### TO DO
Go through the records and extract every line with the word "Роснефть".

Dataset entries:
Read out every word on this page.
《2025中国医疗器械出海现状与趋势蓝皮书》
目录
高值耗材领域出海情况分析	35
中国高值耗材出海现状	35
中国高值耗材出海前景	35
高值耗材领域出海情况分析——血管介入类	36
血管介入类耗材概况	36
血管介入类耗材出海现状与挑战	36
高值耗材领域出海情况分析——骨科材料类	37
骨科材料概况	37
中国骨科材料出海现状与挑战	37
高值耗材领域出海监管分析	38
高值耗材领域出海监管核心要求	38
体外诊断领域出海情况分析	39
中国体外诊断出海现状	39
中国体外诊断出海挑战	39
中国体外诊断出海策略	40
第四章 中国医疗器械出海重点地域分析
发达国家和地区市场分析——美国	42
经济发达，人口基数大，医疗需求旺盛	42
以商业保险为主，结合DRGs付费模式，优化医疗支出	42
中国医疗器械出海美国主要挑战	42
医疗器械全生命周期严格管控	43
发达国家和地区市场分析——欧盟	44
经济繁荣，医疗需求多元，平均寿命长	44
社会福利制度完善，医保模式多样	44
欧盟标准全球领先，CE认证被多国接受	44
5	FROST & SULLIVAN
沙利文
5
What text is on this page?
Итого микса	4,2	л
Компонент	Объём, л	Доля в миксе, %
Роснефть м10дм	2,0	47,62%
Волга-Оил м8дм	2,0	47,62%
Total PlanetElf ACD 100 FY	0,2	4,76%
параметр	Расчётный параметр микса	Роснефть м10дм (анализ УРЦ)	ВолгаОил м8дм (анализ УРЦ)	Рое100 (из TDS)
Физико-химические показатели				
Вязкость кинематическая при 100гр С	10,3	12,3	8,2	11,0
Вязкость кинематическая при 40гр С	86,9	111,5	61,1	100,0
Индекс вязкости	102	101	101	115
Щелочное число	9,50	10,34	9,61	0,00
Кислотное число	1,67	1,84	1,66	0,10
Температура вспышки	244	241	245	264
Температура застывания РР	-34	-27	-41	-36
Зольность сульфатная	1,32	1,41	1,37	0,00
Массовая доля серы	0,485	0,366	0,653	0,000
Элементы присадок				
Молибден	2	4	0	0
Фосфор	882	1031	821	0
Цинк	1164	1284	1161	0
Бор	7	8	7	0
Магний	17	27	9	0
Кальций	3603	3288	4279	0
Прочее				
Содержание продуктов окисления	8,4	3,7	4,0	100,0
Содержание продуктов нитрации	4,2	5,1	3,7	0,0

### OUTPUT FOR THIS TASK
Роснефть м10дм	2,0	47,62%
параметр	Расчётный параметр микса	Роснефть м10дм (анализ УРЦ)	ВолгаОил м8дм (анализ УРЦ)	Рое100 (из TDS)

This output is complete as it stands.